--- BEGIN DATASET EXTRACT ---

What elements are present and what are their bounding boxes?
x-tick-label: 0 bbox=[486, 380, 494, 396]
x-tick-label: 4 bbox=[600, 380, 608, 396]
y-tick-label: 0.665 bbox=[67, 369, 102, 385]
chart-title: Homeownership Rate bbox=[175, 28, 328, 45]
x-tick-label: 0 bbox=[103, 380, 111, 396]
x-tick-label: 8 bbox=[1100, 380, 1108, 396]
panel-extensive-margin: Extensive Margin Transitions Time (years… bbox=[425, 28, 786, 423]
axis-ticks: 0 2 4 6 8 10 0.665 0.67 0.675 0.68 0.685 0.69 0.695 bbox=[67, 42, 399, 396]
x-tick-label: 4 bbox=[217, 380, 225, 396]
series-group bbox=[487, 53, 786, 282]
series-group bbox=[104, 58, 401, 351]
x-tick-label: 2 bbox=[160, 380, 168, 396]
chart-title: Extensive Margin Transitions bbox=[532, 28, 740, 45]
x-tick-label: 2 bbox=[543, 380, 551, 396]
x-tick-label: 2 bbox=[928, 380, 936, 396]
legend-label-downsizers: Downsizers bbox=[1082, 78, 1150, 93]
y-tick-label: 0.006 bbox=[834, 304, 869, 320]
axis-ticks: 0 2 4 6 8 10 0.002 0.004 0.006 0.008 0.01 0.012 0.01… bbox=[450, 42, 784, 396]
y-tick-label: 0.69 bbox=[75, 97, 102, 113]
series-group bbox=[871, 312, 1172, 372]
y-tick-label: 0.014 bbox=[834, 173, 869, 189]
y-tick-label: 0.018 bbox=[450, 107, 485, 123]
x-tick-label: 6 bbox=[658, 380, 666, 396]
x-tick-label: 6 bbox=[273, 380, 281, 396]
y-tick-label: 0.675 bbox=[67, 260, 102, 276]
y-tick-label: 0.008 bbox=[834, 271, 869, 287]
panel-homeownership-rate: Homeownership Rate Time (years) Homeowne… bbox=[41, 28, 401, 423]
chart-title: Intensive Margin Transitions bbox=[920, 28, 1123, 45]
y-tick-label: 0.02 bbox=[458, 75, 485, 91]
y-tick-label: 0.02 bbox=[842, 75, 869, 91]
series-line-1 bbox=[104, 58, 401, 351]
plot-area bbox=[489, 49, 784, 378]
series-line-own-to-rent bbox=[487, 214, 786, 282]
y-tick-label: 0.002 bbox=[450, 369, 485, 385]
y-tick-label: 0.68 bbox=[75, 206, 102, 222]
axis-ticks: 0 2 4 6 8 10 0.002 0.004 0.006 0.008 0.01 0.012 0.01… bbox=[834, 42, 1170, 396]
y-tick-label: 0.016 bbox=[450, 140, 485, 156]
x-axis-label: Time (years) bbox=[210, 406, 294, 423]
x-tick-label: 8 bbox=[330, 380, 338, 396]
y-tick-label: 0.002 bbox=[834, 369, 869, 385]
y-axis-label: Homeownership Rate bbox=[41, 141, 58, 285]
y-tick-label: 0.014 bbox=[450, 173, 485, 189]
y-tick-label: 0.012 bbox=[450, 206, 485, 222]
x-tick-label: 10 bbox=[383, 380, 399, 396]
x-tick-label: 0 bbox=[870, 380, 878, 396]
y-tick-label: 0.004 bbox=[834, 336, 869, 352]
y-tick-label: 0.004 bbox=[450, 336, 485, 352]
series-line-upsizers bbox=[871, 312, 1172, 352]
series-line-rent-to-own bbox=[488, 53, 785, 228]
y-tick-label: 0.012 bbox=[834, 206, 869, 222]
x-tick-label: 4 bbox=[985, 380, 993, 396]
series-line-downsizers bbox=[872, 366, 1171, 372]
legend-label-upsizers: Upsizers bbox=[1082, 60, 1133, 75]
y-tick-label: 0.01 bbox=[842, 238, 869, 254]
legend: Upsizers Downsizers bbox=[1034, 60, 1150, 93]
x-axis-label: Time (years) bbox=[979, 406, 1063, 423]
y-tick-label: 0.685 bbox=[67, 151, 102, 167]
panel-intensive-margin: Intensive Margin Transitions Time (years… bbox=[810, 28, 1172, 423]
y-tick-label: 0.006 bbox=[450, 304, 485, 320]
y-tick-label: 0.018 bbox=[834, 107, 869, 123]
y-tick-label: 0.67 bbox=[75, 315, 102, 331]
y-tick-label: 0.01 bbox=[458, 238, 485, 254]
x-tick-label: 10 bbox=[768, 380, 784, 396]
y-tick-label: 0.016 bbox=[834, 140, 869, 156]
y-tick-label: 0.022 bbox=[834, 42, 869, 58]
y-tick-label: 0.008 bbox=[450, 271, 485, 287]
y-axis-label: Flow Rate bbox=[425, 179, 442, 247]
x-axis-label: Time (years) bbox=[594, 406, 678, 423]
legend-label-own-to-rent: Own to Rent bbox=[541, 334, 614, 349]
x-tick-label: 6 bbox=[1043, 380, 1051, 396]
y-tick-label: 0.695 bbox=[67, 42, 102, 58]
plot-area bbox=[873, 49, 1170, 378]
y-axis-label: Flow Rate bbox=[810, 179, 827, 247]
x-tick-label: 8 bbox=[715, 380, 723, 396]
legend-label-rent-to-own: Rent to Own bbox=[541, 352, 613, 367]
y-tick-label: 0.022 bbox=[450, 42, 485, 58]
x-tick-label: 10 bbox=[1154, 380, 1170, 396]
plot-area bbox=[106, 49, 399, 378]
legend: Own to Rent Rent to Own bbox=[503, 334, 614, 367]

--- END DATASET EXTRACT ---

Rewrite every entry above, swapping each occurrence of "Flow Rate" for "Transition Rate" and keeping everything else the same.

What elements are present and what are their bounding boxes?
x-tick-label: 0 bbox=[486, 380, 494, 396]
x-tick-label: 4 bbox=[600, 380, 608, 396]
y-tick-label: 0.665 bbox=[67, 369, 102, 385]
chart-title: Homeownership Rate bbox=[175, 28, 328, 45]
x-tick-label: 0 bbox=[103, 380, 111, 396]
x-tick-label: 8 bbox=[1100, 380, 1108, 396]
panel-extensive-margin: Extensive Margin Transitions Time (years… bbox=[425, 28, 786, 423]
axis-ticks: 0 2 4 6 8 10 0.665 0.67 0.675 0.68 0.685 0.69 0.695 bbox=[67, 42, 399, 396]
x-tick-label: 4 bbox=[217, 380, 225, 396]
series-group bbox=[487, 53, 786, 282]
series-group bbox=[104, 58, 401, 351]
x-tick-label: 2 bbox=[160, 380, 168, 396]
chart-title: Extensive Margin Transitions bbox=[532, 28, 740, 45]
x-tick-label: 2 bbox=[543, 380, 551, 396]
x-tick-label: 2 bbox=[928, 380, 936, 396]
legend-label-downsizers: Downsizers bbox=[1082, 78, 1150, 93]
y-tick-label: 0.006 bbox=[834, 304, 869, 320]
axis-ticks: 0 2 4 6 8 10 0.002 0.004 0.006 0.008 0.01 0.012 0.01… bbox=[450, 42, 784, 396]
y-tick-label: 0.69 bbox=[75, 97, 102, 113]
series-group bbox=[871, 312, 1172, 372]
y-tick-label: 0.014 bbox=[834, 173, 869, 189]
y-tick-label: 0.018 bbox=[450, 107, 485, 123]
x-tick-label: 6 bbox=[658, 380, 666, 396]
x-tick-label: 6 bbox=[273, 380, 281, 396]
y-tick-label: 0.675 bbox=[67, 260, 102, 276]
y-tick-label: 0.008 bbox=[834, 271, 869, 287]
panel-homeownership-rate: Homeownership Rate Time (years) Homeowne… bbox=[41, 28, 401, 423]
chart-title: Intensive Margin Transitions bbox=[920, 28, 1123, 45]
y-tick-label: 0.02 bbox=[458, 75, 485, 91]
y-tick-label: 0.02 bbox=[842, 75, 869, 91]
series-line-1 bbox=[104, 58, 401, 351]
plot-area bbox=[489, 49, 784, 378]
series-line-own-to-rent bbox=[487, 214, 786, 282]
y-tick-label: 0.002 bbox=[450, 369, 485, 385]
y-tick-label: 0.68 bbox=[75, 206, 102, 222]
axis-ticks: 0 2 4 6 8 10 0.002 0.004 0.006 0.008 0.01 0.012 0.01… bbox=[834, 42, 1170, 396]
y-tick-label: 0.016 bbox=[450, 140, 485, 156]
x-axis-label: Time (years) bbox=[210, 406, 294, 423]
x-tick-label: 8 bbox=[330, 380, 338, 396]
y-tick-label: 0.002 bbox=[834, 369, 869, 385]
y-axis-label: Homeownership Rate bbox=[41, 141, 58, 285]
y-tick-label: 0.014 bbox=[450, 173, 485, 189]
y-tick-label: 0.012 bbox=[450, 206, 485, 222]
x-tick-label: 10 bbox=[383, 380, 399, 396]
x-tick-label: 0 bbox=[870, 380, 878, 396]
y-tick-label: 0.004 bbox=[834, 336, 869, 352]
y-tick-label: 0.004 bbox=[450, 336, 485, 352]
series-line-upsizers bbox=[871, 312, 1172, 352]
series-line-rent-to-own bbox=[488, 53, 785, 228]
y-tick-label: 0.012 bbox=[834, 206, 869, 222]
x-tick-label: 4 bbox=[985, 380, 993, 396]
series-line-downsizers bbox=[872, 366, 1171, 372]
legend-label-upsizers: Upsizers bbox=[1082, 60, 1133, 75]
y-tick-label: 0.01 bbox=[842, 238, 869, 254]
legend: Upsizers Downsizers bbox=[1034, 60, 1150, 93]
x-axis-label: Time (years) bbox=[979, 406, 1063, 423]
y-tick-label: 0.685 bbox=[67, 151, 102, 167]
panel-intensive-margin: Intensive Margin Transitions Time (years… bbox=[810, 28, 1172, 423]
y-tick-label: 0.006 bbox=[450, 304, 485, 320]
y-tick-label: 0.018 bbox=[834, 107, 869, 123]
y-tick-label: 0.67 bbox=[75, 315, 102, 331]
y-tick-label: 0.01 bbox=[458, 238, 485, 254]
x-tick-label: 10 bbox=[768, 380, 784, 396]
y-tick-label: 0.016 bbox=[834, 140, 869, 156]
y-tick-label: 0.022 bbox=[834, 42, 869, 58]
y-tick-label: 0.008 bbox=[450, 271, 485, 287]
y-axis-label: Transition Rate bbox=[425, 179, 442, 247]
x-axis-label: Time (years) bbox=[594, 406, 678, 423]
legend-label-own-to-rent: Own to Rent bbox=[541, 334, 614, 349]
x-tick-label: 6 bbox=[1043, 380, 1051, 396]
y-tick-label: 0.695 bbox=[67, 42, 102, 58]
plot-area bbox=[873, 49, 1170, 378]
y-axis-label: Transition Rate bbox=[810, 179, 827, 247]
x-tick-label: 8 bbox=[715, 380, 723, 396]
legend-label-rent-to-own: Rent to Own bbox=[541, 352, 613, 367]
y-tick-label: 0.022 bbox=[450, 42, 485, 58]
x-tick-label: 10 bbox=[1154, 380, 1170, 396]
plot-area bbox=[106, 49, 399, 378]
legend: Own to Rent Rent to Own bbox=[503, 334, 614, 367]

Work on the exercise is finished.